◆ Given records
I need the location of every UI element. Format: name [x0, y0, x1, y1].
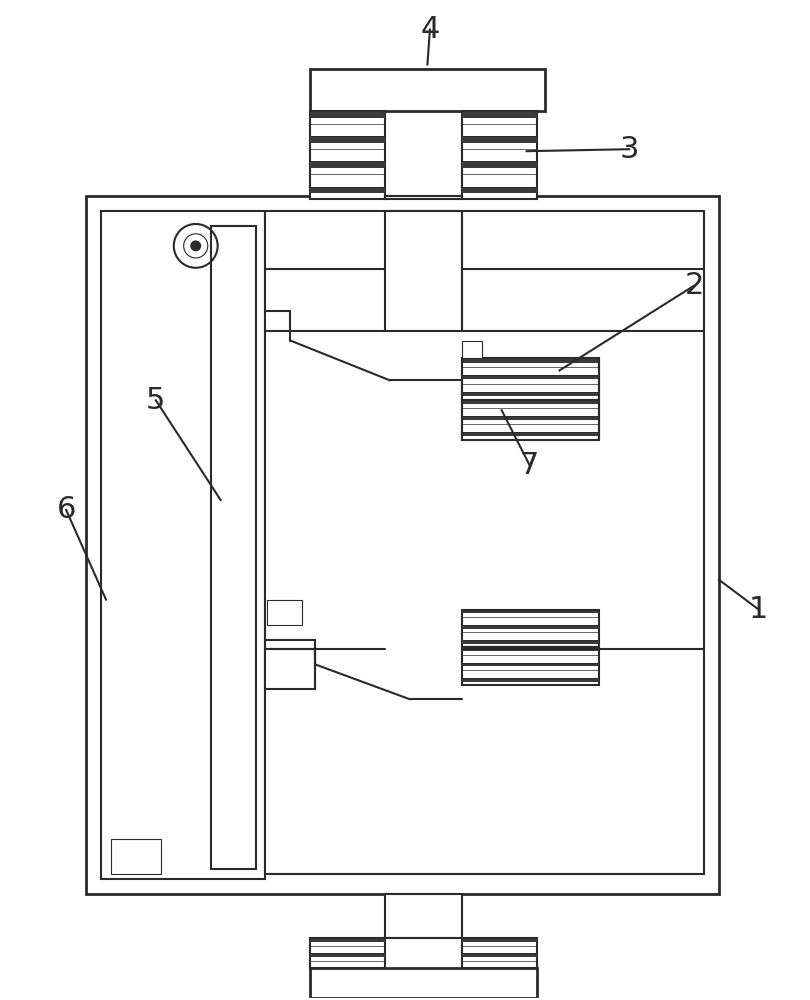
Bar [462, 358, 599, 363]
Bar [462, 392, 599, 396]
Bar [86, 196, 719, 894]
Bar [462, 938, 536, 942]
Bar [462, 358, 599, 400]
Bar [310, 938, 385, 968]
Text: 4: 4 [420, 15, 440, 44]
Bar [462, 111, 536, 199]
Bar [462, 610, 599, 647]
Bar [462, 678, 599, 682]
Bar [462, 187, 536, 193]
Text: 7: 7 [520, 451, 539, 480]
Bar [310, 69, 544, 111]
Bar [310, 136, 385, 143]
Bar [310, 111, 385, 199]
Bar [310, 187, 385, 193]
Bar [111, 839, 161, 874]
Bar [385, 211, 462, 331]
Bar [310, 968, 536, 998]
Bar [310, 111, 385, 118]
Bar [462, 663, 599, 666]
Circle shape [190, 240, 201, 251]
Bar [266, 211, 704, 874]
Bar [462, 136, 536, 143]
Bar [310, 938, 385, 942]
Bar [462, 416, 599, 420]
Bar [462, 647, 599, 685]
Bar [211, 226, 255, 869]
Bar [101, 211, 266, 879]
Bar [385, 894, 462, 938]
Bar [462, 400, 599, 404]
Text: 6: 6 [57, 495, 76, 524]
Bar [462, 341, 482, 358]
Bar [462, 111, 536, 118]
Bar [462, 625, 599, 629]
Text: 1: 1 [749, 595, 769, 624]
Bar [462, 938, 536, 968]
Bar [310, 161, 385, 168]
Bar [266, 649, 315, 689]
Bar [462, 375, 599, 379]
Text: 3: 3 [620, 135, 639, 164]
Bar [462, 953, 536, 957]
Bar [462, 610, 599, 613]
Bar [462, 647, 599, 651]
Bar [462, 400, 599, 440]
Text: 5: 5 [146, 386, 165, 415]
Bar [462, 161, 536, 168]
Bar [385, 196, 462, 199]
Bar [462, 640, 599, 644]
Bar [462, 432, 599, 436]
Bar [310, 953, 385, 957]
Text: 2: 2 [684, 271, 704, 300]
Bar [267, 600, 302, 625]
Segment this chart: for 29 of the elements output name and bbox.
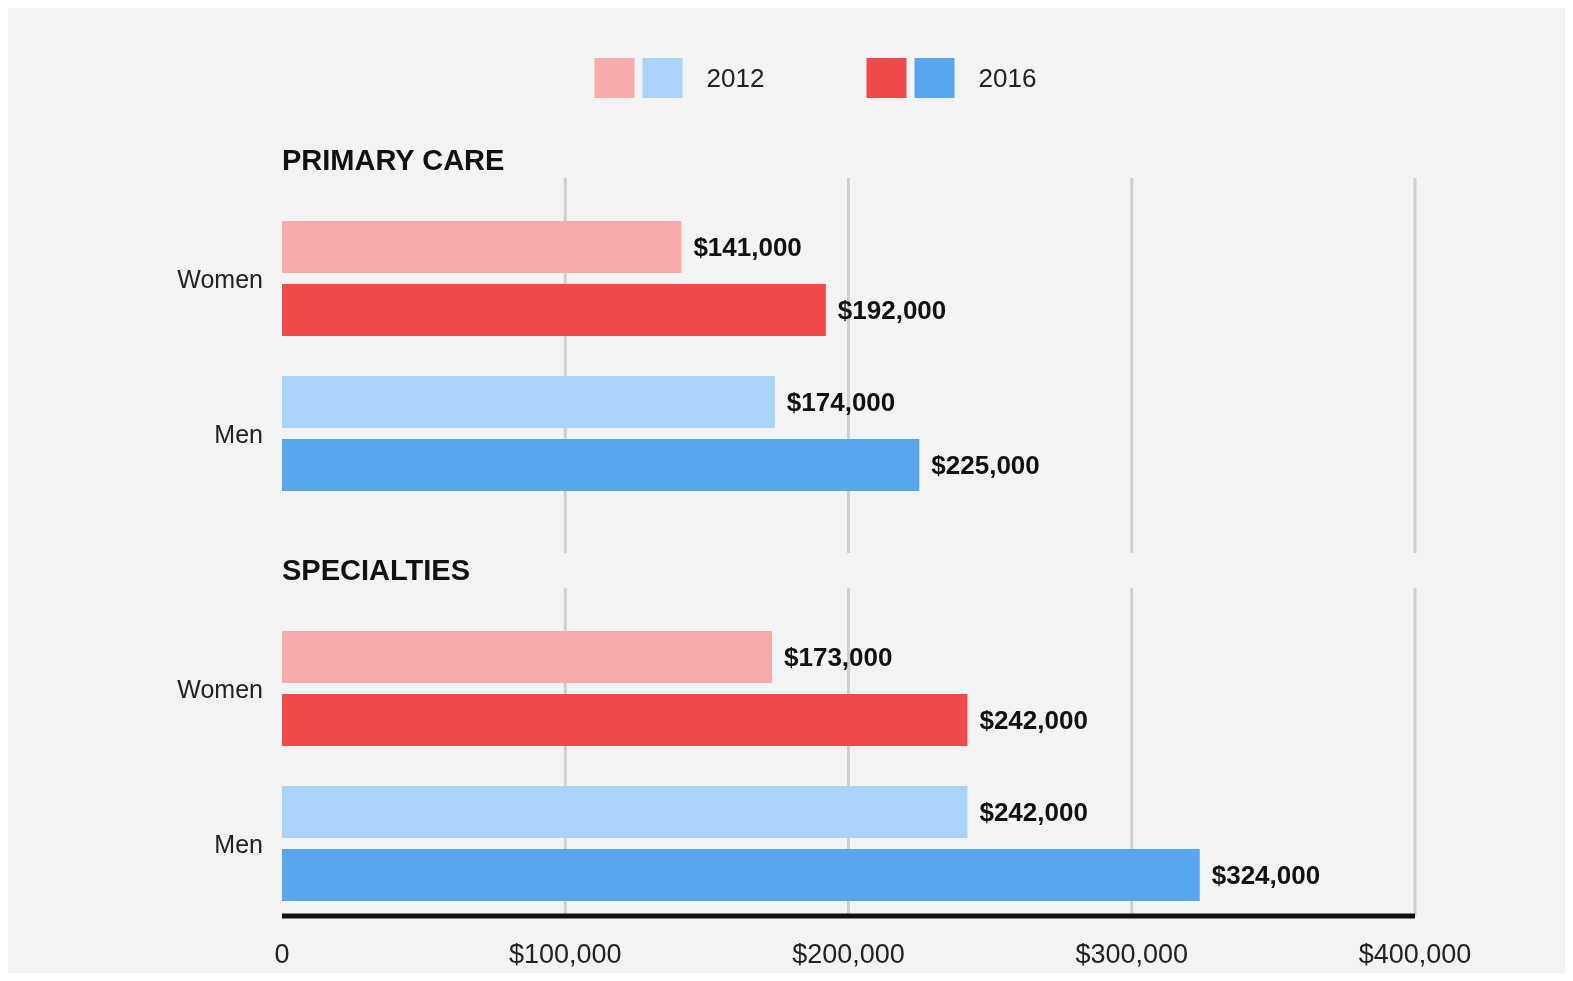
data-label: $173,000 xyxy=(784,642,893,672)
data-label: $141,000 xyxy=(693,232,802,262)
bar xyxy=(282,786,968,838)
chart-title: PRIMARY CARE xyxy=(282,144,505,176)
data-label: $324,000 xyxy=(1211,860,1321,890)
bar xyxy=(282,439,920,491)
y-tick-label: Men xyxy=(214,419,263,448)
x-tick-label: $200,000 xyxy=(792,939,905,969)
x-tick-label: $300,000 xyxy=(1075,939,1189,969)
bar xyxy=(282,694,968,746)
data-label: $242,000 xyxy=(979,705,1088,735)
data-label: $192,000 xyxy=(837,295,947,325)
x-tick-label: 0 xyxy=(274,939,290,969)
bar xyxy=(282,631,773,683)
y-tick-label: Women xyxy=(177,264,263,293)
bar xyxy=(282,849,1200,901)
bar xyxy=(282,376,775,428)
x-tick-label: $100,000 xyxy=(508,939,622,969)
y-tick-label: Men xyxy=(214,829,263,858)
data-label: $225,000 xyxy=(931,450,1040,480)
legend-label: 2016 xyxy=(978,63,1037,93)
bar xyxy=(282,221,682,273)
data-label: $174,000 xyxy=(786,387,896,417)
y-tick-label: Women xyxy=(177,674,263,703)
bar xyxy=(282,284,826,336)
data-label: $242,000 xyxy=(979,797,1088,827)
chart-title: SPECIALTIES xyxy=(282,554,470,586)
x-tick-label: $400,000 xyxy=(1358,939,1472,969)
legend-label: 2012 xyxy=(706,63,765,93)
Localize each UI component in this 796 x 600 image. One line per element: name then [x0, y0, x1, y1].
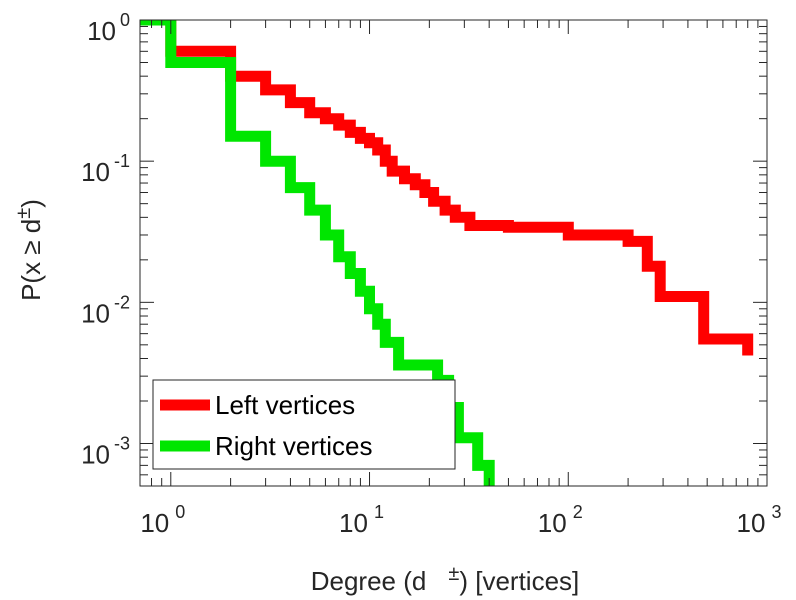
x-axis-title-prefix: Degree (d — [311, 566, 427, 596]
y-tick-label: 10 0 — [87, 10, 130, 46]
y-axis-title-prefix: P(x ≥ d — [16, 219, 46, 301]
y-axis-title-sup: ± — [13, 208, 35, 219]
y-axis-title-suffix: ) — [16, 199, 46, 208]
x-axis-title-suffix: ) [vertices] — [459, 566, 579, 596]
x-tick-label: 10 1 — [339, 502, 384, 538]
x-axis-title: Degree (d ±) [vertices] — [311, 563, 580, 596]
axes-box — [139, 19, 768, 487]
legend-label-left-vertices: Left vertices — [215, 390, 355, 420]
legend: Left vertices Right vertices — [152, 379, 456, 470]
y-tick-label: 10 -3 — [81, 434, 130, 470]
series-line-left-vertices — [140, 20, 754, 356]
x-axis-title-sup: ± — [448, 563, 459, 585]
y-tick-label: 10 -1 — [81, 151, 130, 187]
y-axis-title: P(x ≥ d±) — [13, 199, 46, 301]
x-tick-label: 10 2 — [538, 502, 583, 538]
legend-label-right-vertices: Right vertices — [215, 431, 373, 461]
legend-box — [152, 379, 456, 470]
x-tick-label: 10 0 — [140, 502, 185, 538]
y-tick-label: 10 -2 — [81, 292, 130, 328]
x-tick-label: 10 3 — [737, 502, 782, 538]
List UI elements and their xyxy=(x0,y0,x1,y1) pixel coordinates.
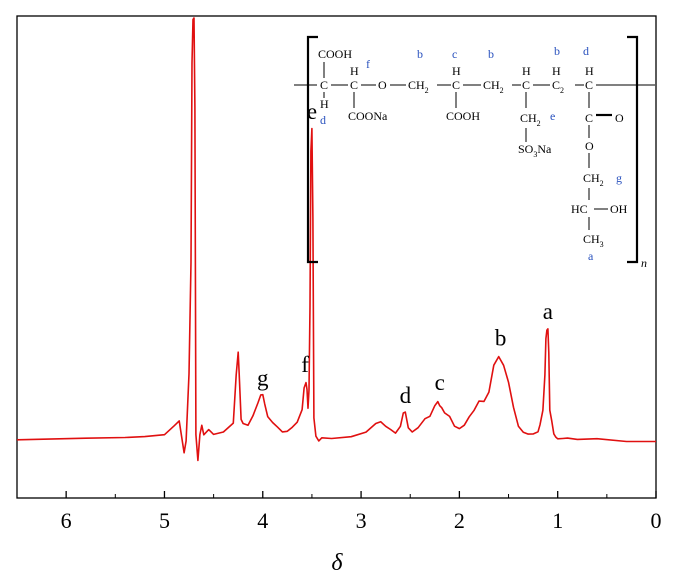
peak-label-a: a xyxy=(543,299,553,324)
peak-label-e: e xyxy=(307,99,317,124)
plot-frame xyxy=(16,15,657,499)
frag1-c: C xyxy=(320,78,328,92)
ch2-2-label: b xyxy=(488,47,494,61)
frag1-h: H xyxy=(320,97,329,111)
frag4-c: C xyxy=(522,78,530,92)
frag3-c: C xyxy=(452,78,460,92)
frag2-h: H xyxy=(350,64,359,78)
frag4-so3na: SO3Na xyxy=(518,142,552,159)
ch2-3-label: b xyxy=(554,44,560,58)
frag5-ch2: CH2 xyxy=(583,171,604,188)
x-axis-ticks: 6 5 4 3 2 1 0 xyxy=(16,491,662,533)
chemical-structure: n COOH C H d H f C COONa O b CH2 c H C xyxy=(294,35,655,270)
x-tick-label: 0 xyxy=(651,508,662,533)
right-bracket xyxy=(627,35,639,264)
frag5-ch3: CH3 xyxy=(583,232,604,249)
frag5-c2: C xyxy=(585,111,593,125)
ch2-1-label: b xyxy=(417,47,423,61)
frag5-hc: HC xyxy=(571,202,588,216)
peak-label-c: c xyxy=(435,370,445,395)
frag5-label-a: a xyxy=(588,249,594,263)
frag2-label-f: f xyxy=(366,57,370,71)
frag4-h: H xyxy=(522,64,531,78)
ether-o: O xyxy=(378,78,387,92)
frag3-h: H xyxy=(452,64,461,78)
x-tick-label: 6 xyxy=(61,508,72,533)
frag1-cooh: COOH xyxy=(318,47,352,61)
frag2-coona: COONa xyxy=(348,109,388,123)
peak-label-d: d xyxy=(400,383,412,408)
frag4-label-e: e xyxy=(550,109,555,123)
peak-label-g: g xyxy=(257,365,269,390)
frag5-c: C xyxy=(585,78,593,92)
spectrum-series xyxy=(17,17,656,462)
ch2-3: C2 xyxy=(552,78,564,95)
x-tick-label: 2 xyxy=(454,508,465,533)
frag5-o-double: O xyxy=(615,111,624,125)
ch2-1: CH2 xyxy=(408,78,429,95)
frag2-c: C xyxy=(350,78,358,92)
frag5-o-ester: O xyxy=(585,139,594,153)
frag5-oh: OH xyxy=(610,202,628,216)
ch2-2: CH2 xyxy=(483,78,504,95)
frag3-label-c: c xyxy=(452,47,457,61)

◆ Objective
Copy every line of the items above word for word, without the pictures.

◆ Written solution
I need the location of every UI element. Format: name [x0, y0, x1, y1].
Bar [462, 358, 599, 363]
Bar [462, 392, 599, 396]
Bar [86, 196, 719, 894]
Bar [462, 938, 536, 942]
Bar [462, 358, 599, 400]
Bar [310, 938, 385, 968]
Text: 4: 4 [420, 15, 440, 44]
Bar [462, 111, 536, 199]
Bar [462, 610, 599, 647]
Bar [462, 678, 599, 682]
Bar [462, 187, 536, 193]
Text: 7: 7 [520, 451, 539, 480]
Bar [310, 69, 544, 111]
Bar [310, 136, 385, 143]
Bar [310, 111, 385, 199]
Bar [310, 187, 385, 193]
Bar [111, 839, 161, 874]
Bar [385, 211, 462, 331]
Bar [310, 968, 536, 998]
Bar [310, 111, 385, 118]
Bar [462, 663, 599, 666]
Circle shape [190, 240, 201, 251]
Bar [266, 211, 704, 874]
Bar [462, 136, 536, 143]
Bar [310, 938, 385, 942]
Bar [462, 416, 599, 420]
Bar [462, 647, 599, 685]
Bar [211, 226, 255, 869]
Bar [101, 211, 266, 879]
Bar [385, 894, 462, 938]
Bar [462, 400, 599, 404]
Text: 6: 6 [57, 495, 76, 524]
Bar [462, 341, 482, 358]
Bar [462, 111, 536, 118]
Bar [462, 625, 599, 629]
Text: 1: 1 [749, 595, 769, 624]
Bar [462, 938, 536, 968]
Bar [310, 161, 385, 168]
Bar [266, 649, 315, 689]
Bar [462, 375, 599, 379]
Text: 3: 3 [620, 135, 639, 164]
Bar [462, 953, 536, 957]
Bar [462, 610, 599, 613]
Bar [462, 647, 599, 651]
Bar [462, 400, 599, 440]
Text: 5: 5 [146, 386, 165, 415]
Bar [462, 161, 536, 168]
Bar [385, 196, 462, 199]
Bar [462, 640, 599, 644]
Bar [462, 432, 599, 436]
Bar [310, 953, 385, 957]
Text: 2: 2 [684, 271, 704, 300]
Bar [267, 600, 302, 625]
Segment this chart: for 29 of the elements output name and bbox.
data-label: $173,000 xyxy=(784,642,893,672)
data-label: $141,000 xyxy=(693,232,802,262)
bar xyxy=(282,786,968,838)
chart-title: PRIMARY CARE xyxy=(282,144,505,176)
data-label: $324,000 xyxy=(1211,860,1321,890)
bar xyxy=(282,439,920,491)
y-tick-label: Men xyxy=(214,419,263,448)
x-tick-label: $200,000 xyxy=(792,939,905,969)
x-tick-label: $300,000 xyxy=(1075,939,1189,969)
bar xyxy=(282,694,968,746)
data-label: $242,000 xyxy=(979,705,1088,735)
data-label: $192,000 xyxy=(837,295,947,325)
x-tick-label: 0 xyxy=(274,939,290,969)
bar xyxy=(282,631,773,683)
y-tick-label: Women xyxy=(177,264,263,293)
bar xyxy=(282,849,1200,901)
bar xyxy=(282,376,775,428)
x-tick-label: $100,000 xyxy=(508,939,622,969)
y-tick-label: Men xyxy=(214,829,263,858)
data-label: $225,000 xyxy=(931,450,1040,480)
legend-label: 2016 xyxy=(978,63,1037,93)
bar xyxy=(282,221,682,273)
data-label: $174,000 xyxy=(786,387,896,417)
y-tick-label: Women xyxy=(177,674,263,703)
bar xyxy=(282,284,826,336)
data-label: $242,000 xyxy=(979,797,1088,827)
chart-title: SPECIALTIES xyxy=(282,554,470,586)
x-tick-label: $400,000 xyxy=(1358,939,1472,969)
legend-label: 2012 xyxy=(706,63,765,93)
Localize each UI component in this 796 x 600 image. One line per element: name then [x0, y0, x1, y1].
x-axis-title-prefix: Degree (d — [311, 566, 427, 596]
y-tick-label: 10 0 — [87, 10, 130, 46]
y-axis-title-prefix: P(x ≥ d — [16, 219, 46, 301]
y-axis-title-sup: ± — [13, 208, 35, 219]
y-axis-title-suffix: ) — [16, 199, 46, 208]
x-axis-title-suffix: ) [vertices] — [459, 566, 579, 596]
x-tick-label: 10 1 — [339, 502, 384, 538]
x-axis-title: Degree (d ±) [vertices] — [311, 563, 580, 596]
axes-box — [139, 19, 768, 487]
legend-label-left-vertices: Left vertices — [215, 390, 355, 420]
legend: Left vertices Right vertices — [152, 379, 456, 470]
y-tick-label: 10 -3 — [81, 434, 130, 470]
series-line-left-vertices — [140, 20, 754, 356]
x-axis-title-sup: ± — [448, 563, 459, 585]
y-tick-label: 10 -1 — [81, 151, 130, 187]
y-axis-title: P(x ≥ d±) — [13, 199, 46, 301]
x-tick-label: 10 2 — [538, 502, 583, 538]
legend-label-right-vertices: Right vertices — [215, 431, 373, 461]
legend-box — [152, 379, 456, 470]
x-tick-label: 10 0 — [140, 502, 185, 538]
y-tick-label: 10 -2 — [81, 292, 130, 328]
x-tick-label: 10 3 — [737, 502, 782, 538]
List UI elements and their xyxy=(x0,y0,x1,y1) pixel coordinates.
peak-label-a: a xyxy=(543,299,553,324)
peak-label-e: e xyxy=(307,99,317,124)
plot-frame xyxy=(16,15,657,499)
frag1-c: C xyxy=(320,78,328,92)
ch2-2-label: b xyxy=(488,47,494,61)
frag1-h: H xyxy=(320,97,329,111)
frag4-c: C xyxy=(522,78,530,92)
frag3-c: C xyxy=(452,78,460,92)
frag2-h: H xyxy=(350,64,359,78)
frag4-so3na: SO3Na xyxy=(518,142,552,159)
ch2-3-label: b xyxy=(554,44,560,58)
frag5-ch2: CH2 xyxy=(583,171,604,188)
x-axis-ticks: 6 5 4 3 2 1 0 xyxy=(16,491,662,533)
chemical-structure: n COOH C H d H f C COONa O b CH2 c H C xyxy=(294,35,655,270)
x-tick-label: 0 xyxy=(651,508,662,533)
right-bracket xyxy=(627,35,639,264)
frag5-ch3: CH3 xyxy=(583,232,604,249)
frag5-c2: C xyxy=(585,111,593,125)
ch2-1-label: b xyxy=(417,47,423,61)
frag5-hc: HC xyxy=(571,202,588,216)
peak-label-c: c xyxy=(435,370,445,395)
frag5-label-a: a xyxy=(588,249,594,263)
frag2-label-f: f xyxy=(366,57,370,71)
frag4-h: H xyxy=(522,64,531,78)
ether-o: O xyxy=(378,78,387,92)
frag3-h: H xyxy=(452,64,461,78)
x-tick-label: 6 xyxy=(61,508,72,533)
frag1-cooh: COOH xyxy=(318,47,352,61)
frag2-coona: COONa xyxy=(348,109,388,123)
peak-label-d: d xyxy=(400,383,412,408)
frag4-label-e: e xyxy=(550,109,555,123)
peak-label-g: g xyxy=(257,365,269,390)
frag5-c: C xyxy=(585,78,593,92)
spectrum-series xyxy=(17,17,656,462)
ch2-3: C2 xyxy=(552,78,564,95)
x-tick-label: 2 xyxy=(454,508,465,533)
frag5-o-double: O xyxy=(615,111,624,125)
ch2-1: CH2 xyxy=(408,78,429,95)
frag2-c: C xyxy=(350,78,358,92)
frag5-o-ester: O xyxy=(585,139,594,153)
frag5-oh: OH xyxy=(610,202,628,216)
ch2-2: CH2 xyxy=(483,78,504,95)
frag3-label-c: c xyxy=(452,47,457,61)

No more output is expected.